Given exercise:
Return each line of the listing that contains the string "Miércoles".

Exercise input:
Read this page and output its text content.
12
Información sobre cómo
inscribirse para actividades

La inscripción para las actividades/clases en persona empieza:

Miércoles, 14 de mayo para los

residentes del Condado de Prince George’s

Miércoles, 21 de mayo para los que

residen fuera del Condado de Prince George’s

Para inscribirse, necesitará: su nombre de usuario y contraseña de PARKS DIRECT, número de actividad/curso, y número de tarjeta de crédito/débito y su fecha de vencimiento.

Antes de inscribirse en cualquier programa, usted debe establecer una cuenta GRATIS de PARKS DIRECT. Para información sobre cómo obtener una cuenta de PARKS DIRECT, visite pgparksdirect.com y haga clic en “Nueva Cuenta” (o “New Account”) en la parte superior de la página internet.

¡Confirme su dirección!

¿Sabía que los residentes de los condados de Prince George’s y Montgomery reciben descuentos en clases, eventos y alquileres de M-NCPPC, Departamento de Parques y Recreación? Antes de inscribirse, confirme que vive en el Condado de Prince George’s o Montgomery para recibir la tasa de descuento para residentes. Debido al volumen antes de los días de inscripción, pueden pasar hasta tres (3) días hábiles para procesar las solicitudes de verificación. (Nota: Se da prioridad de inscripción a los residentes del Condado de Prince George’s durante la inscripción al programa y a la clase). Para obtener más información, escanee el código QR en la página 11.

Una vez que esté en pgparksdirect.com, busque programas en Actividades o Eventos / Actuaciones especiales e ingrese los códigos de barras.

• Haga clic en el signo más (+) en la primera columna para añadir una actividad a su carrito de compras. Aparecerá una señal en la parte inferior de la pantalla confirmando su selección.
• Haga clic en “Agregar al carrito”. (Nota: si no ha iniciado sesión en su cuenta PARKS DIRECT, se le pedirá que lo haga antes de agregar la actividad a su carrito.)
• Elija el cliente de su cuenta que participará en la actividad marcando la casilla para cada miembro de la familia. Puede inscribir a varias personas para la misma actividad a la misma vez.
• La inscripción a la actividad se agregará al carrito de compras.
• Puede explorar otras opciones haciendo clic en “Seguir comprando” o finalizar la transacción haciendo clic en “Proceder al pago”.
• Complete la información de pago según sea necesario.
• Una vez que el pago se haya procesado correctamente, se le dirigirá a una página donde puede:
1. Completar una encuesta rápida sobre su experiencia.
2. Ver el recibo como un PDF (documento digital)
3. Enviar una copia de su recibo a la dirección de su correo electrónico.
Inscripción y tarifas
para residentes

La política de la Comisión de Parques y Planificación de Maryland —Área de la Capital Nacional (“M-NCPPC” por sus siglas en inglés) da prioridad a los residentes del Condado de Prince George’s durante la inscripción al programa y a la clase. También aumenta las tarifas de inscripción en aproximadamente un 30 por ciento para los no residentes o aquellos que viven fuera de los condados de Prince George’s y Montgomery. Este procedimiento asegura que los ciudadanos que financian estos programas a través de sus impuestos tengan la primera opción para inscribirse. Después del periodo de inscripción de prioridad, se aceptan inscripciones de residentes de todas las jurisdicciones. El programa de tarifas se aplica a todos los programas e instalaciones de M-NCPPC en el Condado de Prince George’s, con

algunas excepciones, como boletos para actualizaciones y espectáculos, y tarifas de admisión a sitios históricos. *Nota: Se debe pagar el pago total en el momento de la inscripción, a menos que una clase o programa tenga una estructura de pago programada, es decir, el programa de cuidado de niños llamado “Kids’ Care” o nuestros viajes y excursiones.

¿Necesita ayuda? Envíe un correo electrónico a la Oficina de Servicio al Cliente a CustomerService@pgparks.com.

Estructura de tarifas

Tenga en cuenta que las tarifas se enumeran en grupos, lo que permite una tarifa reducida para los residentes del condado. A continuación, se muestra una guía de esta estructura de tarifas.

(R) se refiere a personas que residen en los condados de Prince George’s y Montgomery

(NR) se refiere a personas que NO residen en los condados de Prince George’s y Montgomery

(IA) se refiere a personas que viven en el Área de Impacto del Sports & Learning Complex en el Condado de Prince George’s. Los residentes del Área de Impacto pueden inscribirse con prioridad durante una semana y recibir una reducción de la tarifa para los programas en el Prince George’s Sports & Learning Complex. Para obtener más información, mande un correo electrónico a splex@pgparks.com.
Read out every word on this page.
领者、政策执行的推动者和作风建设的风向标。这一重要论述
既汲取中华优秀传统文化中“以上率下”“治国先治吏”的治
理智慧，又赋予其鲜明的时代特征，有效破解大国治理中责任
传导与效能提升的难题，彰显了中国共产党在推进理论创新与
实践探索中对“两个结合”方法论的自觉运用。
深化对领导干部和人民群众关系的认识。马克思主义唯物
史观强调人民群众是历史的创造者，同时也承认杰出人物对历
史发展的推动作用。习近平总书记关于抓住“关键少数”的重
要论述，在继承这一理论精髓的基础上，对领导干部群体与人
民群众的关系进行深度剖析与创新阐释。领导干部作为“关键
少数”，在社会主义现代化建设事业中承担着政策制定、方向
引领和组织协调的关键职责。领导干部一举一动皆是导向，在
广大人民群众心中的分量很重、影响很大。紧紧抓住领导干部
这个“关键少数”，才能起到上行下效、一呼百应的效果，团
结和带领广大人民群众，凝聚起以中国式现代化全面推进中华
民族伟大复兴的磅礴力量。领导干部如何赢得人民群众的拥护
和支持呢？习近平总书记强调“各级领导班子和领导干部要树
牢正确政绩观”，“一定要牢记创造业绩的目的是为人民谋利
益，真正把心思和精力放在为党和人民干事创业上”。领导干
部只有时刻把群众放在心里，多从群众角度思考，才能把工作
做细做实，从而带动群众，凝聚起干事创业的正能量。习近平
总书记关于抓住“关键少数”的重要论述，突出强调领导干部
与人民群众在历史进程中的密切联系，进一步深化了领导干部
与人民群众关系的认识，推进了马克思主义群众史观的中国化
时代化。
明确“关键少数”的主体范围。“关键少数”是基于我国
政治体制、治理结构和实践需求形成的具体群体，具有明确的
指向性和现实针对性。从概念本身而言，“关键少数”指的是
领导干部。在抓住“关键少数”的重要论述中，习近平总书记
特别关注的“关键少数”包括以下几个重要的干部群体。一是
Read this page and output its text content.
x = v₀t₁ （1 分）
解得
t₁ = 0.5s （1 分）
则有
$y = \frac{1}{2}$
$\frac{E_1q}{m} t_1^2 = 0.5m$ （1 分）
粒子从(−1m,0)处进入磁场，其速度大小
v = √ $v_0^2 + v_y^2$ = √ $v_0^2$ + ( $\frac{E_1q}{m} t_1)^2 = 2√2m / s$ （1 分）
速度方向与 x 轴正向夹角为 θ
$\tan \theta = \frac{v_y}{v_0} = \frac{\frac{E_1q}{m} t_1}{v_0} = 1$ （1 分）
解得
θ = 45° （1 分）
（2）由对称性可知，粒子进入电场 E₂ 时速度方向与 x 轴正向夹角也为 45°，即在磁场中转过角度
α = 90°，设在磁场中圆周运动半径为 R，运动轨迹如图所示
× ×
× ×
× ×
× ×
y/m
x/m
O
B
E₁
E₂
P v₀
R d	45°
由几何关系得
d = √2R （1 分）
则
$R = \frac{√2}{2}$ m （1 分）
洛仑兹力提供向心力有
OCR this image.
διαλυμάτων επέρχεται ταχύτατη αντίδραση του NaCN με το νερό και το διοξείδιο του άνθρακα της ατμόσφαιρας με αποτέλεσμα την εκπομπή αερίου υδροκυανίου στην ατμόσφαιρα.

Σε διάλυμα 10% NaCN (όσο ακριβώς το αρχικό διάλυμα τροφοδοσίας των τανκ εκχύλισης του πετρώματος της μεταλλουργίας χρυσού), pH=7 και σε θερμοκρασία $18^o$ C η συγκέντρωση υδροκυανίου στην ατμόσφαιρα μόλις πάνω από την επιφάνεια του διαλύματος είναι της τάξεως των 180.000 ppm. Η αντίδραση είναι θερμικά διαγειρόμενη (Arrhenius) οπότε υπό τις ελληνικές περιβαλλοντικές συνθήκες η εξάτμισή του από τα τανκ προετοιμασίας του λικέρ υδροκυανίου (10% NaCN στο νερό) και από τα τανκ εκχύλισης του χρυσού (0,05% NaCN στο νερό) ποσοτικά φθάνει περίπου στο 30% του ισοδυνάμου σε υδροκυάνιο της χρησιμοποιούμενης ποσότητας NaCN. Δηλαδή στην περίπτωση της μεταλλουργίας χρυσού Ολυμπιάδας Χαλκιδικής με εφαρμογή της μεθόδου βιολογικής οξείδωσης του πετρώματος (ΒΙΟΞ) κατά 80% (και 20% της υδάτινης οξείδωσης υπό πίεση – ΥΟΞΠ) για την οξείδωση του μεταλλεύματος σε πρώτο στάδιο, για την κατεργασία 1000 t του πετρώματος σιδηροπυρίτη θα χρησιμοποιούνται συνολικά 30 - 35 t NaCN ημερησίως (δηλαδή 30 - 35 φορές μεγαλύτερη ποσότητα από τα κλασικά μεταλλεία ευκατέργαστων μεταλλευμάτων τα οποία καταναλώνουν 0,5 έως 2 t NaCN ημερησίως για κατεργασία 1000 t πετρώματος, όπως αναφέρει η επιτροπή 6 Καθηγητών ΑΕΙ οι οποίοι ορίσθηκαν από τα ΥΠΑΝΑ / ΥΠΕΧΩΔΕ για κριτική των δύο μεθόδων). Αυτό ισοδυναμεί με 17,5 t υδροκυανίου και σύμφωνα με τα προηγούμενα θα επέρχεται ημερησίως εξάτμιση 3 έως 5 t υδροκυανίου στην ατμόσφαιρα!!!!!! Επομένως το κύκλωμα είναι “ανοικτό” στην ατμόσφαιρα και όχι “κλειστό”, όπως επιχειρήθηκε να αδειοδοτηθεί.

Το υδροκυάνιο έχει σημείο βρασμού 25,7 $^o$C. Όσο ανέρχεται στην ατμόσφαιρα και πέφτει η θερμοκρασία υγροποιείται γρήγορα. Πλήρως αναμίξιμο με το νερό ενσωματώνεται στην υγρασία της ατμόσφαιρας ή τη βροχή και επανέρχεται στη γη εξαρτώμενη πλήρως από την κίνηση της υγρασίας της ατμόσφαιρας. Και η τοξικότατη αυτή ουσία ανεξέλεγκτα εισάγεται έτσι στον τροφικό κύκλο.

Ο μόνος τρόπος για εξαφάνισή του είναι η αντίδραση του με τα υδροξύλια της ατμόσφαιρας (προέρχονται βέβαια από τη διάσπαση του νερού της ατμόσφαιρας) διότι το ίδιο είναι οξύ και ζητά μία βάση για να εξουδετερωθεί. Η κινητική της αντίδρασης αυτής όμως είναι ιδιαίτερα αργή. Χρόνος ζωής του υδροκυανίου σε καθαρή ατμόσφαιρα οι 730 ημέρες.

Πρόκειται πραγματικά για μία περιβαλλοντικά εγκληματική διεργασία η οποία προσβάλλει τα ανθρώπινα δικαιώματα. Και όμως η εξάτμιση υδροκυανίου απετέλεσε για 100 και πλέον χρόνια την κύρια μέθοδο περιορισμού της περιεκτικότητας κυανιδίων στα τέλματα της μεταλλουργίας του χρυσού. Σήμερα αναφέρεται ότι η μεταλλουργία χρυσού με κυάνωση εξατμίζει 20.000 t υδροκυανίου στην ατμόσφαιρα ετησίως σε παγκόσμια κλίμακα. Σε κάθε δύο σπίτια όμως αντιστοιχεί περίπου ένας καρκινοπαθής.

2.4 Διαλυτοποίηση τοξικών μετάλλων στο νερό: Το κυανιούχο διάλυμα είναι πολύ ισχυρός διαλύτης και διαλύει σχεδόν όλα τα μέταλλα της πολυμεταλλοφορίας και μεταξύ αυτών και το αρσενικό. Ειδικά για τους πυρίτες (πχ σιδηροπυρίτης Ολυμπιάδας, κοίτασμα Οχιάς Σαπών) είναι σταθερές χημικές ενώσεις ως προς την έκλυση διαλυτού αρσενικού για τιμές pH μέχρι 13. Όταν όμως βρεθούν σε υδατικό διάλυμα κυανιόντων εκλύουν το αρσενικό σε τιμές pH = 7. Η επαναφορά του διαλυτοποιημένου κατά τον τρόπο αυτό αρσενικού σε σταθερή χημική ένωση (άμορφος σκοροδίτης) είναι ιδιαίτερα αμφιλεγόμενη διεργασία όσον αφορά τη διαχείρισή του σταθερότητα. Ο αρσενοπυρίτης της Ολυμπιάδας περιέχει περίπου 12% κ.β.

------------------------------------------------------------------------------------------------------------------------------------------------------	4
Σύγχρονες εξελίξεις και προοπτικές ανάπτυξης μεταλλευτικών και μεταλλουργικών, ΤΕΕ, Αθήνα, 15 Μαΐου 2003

Solution below:
Miércoles, 14 de mayo para los
Miércoles, 21 de mayo para los que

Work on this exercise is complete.